Stored items
start
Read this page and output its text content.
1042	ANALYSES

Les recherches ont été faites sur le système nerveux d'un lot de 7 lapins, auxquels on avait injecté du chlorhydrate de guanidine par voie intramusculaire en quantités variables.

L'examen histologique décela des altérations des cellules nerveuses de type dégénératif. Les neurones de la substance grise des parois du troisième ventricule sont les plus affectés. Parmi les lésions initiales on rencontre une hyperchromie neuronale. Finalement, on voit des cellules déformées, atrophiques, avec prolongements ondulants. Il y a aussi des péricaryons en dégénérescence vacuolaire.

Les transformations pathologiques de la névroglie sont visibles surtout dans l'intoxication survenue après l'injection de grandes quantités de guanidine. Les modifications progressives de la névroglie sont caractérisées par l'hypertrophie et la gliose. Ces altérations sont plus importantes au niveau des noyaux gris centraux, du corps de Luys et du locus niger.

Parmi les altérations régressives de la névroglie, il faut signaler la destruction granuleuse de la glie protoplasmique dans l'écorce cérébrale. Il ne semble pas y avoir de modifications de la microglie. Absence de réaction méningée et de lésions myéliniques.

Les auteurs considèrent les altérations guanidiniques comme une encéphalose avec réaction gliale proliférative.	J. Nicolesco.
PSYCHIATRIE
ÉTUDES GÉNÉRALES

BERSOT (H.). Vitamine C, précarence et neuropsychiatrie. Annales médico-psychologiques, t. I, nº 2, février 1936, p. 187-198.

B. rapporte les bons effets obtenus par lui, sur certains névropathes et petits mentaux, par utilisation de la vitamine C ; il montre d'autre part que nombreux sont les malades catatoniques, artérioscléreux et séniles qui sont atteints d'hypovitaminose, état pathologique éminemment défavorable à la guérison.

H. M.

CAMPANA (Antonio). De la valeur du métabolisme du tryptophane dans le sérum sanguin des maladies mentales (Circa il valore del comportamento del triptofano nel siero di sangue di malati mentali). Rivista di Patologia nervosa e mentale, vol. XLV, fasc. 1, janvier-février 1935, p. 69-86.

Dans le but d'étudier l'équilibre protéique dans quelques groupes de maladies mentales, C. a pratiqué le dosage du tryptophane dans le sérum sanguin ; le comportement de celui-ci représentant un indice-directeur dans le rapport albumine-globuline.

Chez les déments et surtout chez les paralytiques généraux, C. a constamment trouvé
end
Show each line of the listing that holds the string "février".

_Response for this exercise:_
BERSOT (H.). Vitamine C, précarence et neuropsychiatrie. Annales médico-psychologiques, t. I, nº 2, février 1936, p. 187-198.
CAMPANA (Antonio). De la valeur du métabolisme du tryptophane dans le sérum sanguin des maladies mentales (Circa il valore del comportamento del triptofano nel siero di sangue di malati mentali). Rivista di Patologia nervosa e mentale, vol. XLV, fasc. 1, janvier-février 1935, p. 69-86.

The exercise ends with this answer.